-- START EXTRACTED DATA --

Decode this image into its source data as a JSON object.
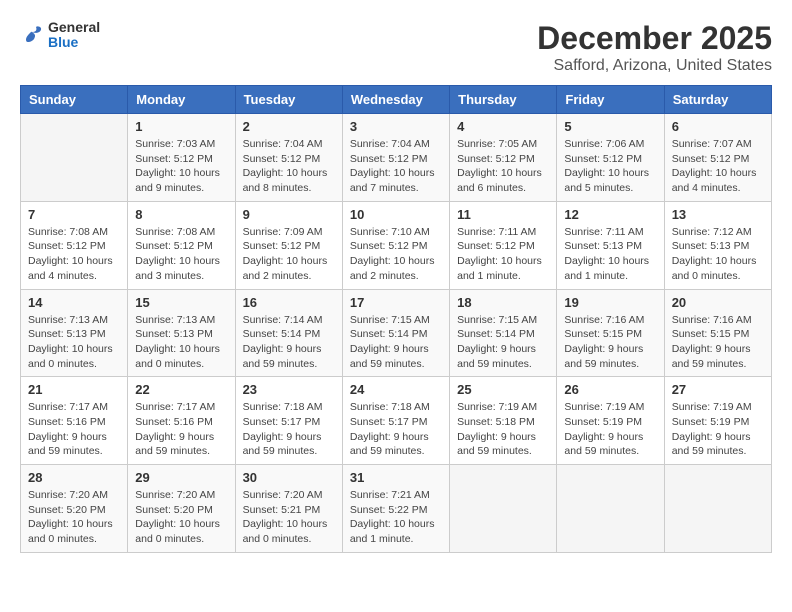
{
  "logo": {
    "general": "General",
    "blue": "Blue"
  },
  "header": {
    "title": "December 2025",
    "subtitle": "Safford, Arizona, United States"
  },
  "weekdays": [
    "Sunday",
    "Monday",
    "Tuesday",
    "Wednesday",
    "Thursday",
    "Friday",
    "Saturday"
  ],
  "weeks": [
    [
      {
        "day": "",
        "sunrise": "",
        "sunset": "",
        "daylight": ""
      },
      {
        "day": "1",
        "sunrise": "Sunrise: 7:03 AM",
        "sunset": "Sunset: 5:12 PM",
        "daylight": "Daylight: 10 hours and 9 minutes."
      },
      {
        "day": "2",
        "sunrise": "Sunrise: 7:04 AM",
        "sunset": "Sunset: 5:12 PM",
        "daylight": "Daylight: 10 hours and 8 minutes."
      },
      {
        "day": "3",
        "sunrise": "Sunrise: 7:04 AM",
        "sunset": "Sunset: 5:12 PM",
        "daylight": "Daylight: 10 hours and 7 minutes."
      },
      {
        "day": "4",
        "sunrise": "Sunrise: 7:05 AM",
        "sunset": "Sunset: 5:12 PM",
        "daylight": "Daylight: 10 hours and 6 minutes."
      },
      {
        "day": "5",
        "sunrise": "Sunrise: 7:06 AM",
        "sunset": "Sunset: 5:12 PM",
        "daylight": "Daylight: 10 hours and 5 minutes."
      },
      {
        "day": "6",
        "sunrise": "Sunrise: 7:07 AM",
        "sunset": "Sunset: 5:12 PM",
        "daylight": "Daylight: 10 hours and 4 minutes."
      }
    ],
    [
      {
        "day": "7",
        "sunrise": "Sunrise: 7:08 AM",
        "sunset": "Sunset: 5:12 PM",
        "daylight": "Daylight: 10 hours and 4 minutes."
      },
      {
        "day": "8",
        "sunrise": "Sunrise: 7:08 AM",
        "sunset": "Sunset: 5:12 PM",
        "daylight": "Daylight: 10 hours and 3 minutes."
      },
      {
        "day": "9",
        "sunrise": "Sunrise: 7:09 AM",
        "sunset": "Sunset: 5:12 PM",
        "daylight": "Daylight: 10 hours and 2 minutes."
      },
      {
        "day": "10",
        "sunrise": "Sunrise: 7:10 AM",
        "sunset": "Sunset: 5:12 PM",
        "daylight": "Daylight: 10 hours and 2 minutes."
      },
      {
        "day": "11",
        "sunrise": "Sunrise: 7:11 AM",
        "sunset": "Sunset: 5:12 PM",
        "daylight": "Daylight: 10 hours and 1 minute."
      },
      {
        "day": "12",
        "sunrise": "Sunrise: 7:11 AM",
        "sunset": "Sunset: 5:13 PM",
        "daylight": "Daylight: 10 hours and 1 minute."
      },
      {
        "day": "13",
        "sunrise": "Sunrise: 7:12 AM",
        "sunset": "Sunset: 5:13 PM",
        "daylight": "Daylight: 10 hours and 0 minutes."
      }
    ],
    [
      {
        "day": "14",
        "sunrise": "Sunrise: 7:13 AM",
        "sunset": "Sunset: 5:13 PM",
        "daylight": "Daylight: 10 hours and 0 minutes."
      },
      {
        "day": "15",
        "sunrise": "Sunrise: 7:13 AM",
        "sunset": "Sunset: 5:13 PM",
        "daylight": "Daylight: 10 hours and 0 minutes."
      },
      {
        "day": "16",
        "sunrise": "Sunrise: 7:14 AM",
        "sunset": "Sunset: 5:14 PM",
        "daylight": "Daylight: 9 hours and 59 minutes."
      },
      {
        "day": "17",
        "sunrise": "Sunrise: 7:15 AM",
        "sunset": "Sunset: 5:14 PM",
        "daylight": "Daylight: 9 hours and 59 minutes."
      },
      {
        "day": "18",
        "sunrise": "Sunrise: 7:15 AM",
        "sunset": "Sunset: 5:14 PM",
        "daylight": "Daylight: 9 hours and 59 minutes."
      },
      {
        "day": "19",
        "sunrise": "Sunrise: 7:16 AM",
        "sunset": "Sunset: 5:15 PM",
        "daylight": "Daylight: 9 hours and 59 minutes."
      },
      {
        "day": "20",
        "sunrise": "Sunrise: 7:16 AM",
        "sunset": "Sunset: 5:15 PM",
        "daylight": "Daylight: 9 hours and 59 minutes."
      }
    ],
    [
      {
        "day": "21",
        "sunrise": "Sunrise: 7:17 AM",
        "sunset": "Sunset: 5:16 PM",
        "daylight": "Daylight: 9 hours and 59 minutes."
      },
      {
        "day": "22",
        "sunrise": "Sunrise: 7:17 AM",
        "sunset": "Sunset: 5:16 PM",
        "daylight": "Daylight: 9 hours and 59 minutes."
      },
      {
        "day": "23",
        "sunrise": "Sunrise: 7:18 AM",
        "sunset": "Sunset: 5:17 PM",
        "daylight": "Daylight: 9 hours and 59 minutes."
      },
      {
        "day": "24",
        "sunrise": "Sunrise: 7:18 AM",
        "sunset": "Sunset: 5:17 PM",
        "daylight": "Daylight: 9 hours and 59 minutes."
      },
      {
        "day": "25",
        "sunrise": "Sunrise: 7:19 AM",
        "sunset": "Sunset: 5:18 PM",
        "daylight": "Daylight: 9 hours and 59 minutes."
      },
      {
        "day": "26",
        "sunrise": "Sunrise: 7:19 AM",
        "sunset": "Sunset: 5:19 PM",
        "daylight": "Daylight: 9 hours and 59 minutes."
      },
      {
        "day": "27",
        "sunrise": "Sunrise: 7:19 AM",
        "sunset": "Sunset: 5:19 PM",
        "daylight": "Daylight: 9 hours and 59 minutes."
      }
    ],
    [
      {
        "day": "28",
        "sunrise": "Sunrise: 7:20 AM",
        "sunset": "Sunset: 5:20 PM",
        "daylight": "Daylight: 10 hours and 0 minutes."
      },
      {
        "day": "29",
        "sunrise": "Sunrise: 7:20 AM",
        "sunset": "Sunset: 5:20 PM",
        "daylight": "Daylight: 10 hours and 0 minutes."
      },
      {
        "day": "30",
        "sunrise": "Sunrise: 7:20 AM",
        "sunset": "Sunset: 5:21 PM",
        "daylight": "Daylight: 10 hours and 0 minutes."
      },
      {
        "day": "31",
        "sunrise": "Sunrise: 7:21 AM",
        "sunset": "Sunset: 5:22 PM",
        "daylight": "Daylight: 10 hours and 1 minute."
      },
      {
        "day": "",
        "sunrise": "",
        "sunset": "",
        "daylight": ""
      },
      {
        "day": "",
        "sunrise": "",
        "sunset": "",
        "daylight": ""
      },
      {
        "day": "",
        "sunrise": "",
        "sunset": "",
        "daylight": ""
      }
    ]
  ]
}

-- END EXTRACTED DATA --

DESCRIPTION OF THE TASK
Each line in the records above should be reproduced exactly; images are not copied.

ANSWER TO THE TASK
Decode this image into its source data as a JSON object.
{
  "logo": {
    "general": "General",
    "blue": "Blue"
  },
  "header": {
    "title": "December 2025",
    "subtitle": "Safford, Arizona, United States"
  },
  "weekdays": [
    "Sunday",
    "Monday",
    "Tuesday",
    "Wednesday",
    "Thursday",
    "Friday",
    "Saturday"
  ],
  "weeks": [
    [
      {
        "day": "",
        "sunrise": "",
        "sunset": "",
        "daylight": ""
      },
      {
        "day": "1",
        "sunrise": "Sunrise: 7:03 AM",
        "sunset": "Sunset: 5:12 PM",
        "daylight": "Daylight: 10 hours and 9 minutes."
      },
      {
        "day": "2",
        "sunrise": "Sunrise: 7:04 AM",
        "sunset": "Sunset: 5:12 PM",
        "daylight": "Daylight: 10 hours and 8 minutes."
      },
      {
        "day": "3",
        "sunrise": "Sunrise: 7:04 AM",
        "sunset": "Sunset: 5:12 PM",
        "daylight": "Daylight: 10 hours and 7 minutes."
      },
      {
        "day": "4",
        "sunrise": "Sunrise: 7:05 AM",
        "sunset": "Sunset: 5:12 PM",
        "daylight": "Daylight: 10 hours and 6 minutes."
      },
      {
        "day": "5",
        "sunrise": "Sunrise: 7:06 AM",
        "sunset": "Sunset: 5:12 PM",
        "daylight": "Daylight: 10 hours and 5 minutes."
      },
      {
        "day": "6",
        "sunrise": "Sunrise: 7:07 AM",
        "sunset": "Sunset: 5:12 PM",
        "daylight": "Daylight: 10 hours and 4 minutes."
      }
    ],
    [
      {
        "day": "7",
        "sunrise": "Sunrise: 7:08 AM",
        "sunset": "Sunset: 5:12 PM",
        "daylight": "Daylight: 10 hours and 4 minutes."
      },
      {
        "day": "8",
        "sunrise": "Sunrise: 7:08 AM",
        "sunset": "Sunset: 5:12 PM",
        "daylight": "Daylight: 10 hours and 3 minutes."
      },
      {
        "day": "9",
        "sunrise": "Sunrise: 7:09 AM",
        "sunset": "Sunset: 5:12 PM",
        "daylight": "Daylight: 10 hours and 2 minutes."
      },
      {
        "day": "10",
        "sunrise": "Sunrise: 7:10 AM",
        "sunset": "Sunset: 5:12 PM",
        "daylight": "Daylight: 10 hours and 2 minutes."
      },
      {
        "day": "11",
        "sunrise": "Sunrise: 7:11 AM",
        "sunset": "Sunset: 5:12 PM",
        "daylight": "Daylight: 10 hours and 1 minute."
      },
      {
        "day": "12",
        "sunrise": "Sunrise: 7:11 AM",
        "sunset": "Sunset: 5:13 PM",
        "daylight": "Daylight: 10 hours and 1 minute."
      },
      {
        "day": "13",
        "sunrise": "Sunrise: 7:12 AM",
        "sunset": "Sunset: 5:13 PM",
        "daylight": "Daylight: 10 hours and 0 minutes."
      }
    ],
    [
      {
        "day": "14",
        "sunrise": "Sunrise: 7:13 AM",
        "sunset": "Sunset: 5:13 PM",
        "daylight": "Daylight: 10 hours and 0 minutes."
      },
      {
        "day": "15",
        "sunrise": "Sunrise: 7:13 AM",
        "sunset": "Sunset: 5:13 PM",
        "daylight": "Daylight: 10 hours and 0 minutes."
      },
      {
        "day": "16",
        "sunrise": "Sunrise: 7:14 AM",
        "sunset": "Sunset: 5:14 PM",
        "daylight": "Daylight: 9 hours and 59 minutes."
      },
      {
        "day": "17",
        "sunrise": "Sunrise: 7:15 AM",
        "sunset": "Sunset: 5:14 PM",
        "daylight": "Daylight: 9 hours and 59 minutes."
      },
      {
        "day": "18",
        "sunrise": "Sunrise: 7:15 AM",
        "sunset": "Sunset: 5:14 PM",
        "daylight": "Daylight: 9 hours and 59 minutes."
      },
      {
        "day": "19",
        "sunrise": "Sunrise: 7:16 AM",
        "sunset": "Sunset: 5:15 PM",
        "daylight": "Daylight: 9 hours and 59 minutes."
      },
      {
        "day": "20",
        "sunrise": "Sunrise: 7:16 AM",
        "sunset": "Sunset: 5:15 PM",
        "daylight": "Daylight: 9 hours and 59 minutes."
      }
    ],
    [
      {
        "day": "21",
        "sunrise": "Sunrise: 7:17 AM",
        "sunset": "Sunset: 5:16 PM",
        "daylight": "Daylight: 9 hours and 59 minutes."
      },
      {
        "day": "22",
        "sunrise": "Sunrise: 7:17 AM",
        "sunset": "Sunset: 5:16 PM",
        "daylight": "Daylight: 9 hours and 59 minutes."
      },
      {
        "day": "23",
        "sunrise": "Sunrise: 7:18 AM",
        "sunset": "Sunset: 5:17 PM",
        "daylight": "Daylight: 9 hours and 59 minutes."
      },
      {
        "day": "24",
        "sunrise": "Sunrise: 7:18 AM",
        "sunset": "Sunset: 5:17 PM",
        "daylight": "Daylight: 9 hours and 59 minutes."
      },
      {
        "day": "25",
        "sunrise": "Sunrise: 7:19 AM",
        "sunset": "Sunset: 5:18 PM",
        "daylight": "Daylight: 9 hours and 59 minutes."
      },
      {
        "day": "26",
        "sunrise": "Sunrise: 7:19 AM",
        "sunset": "Sunset: 5:19 PM",
        "daylight": "Daylight: 9 hours and 59 minutes."
      },
      {
        "day": "27",
        "sunrise": "Sunrise: 7:19 AM",
        "sunset": "Sunset: 5:19 PM",
        "daylight": "Daylight: 9 hours and 59 minutes."
      }
    ],
    [
      {
        "day": "28",
        "sunrise": "Sunrise: 7:20 AM",
        "sunset": "Sunset: 5:20 PM",
        "daylight": "Daylight: 10 hours and 0 minutes."
      },
      {
        "day": "29",
        "sunrise": "Sunrise: 7:20 AM",
        "sunset": "Sunset: 5:20 PM",
        "daylight": "Daylight: 10 hours and 0 minutes."
      },
      {
        "day": "30",
        "sunrise": "Sunrise: 7:20 AM",
        "sunset": "Sunset: 5:21 PM",
        "daylight": "Daylight: 10 hours and 0 minutes."
      },
      {
        "day": "31",
        "sunrise": "Sunrise: 7:21 AM",
        "sunset": "Sunset: 5:22 PM",
        "daylight": "Daylight: 10 hours and 1 minute."
      },
      {
        "day": "",
        "sunrise": "",
        "sunset": "",
        "daylight": ""
      },
      {
        "day": "",
        "sunrise": "",
        "sunset": "",
        "daylight": ""
      },
      {
        "day": "",
        "sunrise": "",
        "sunset": "",
        "daylight": ""
      }
    ]
  ]
}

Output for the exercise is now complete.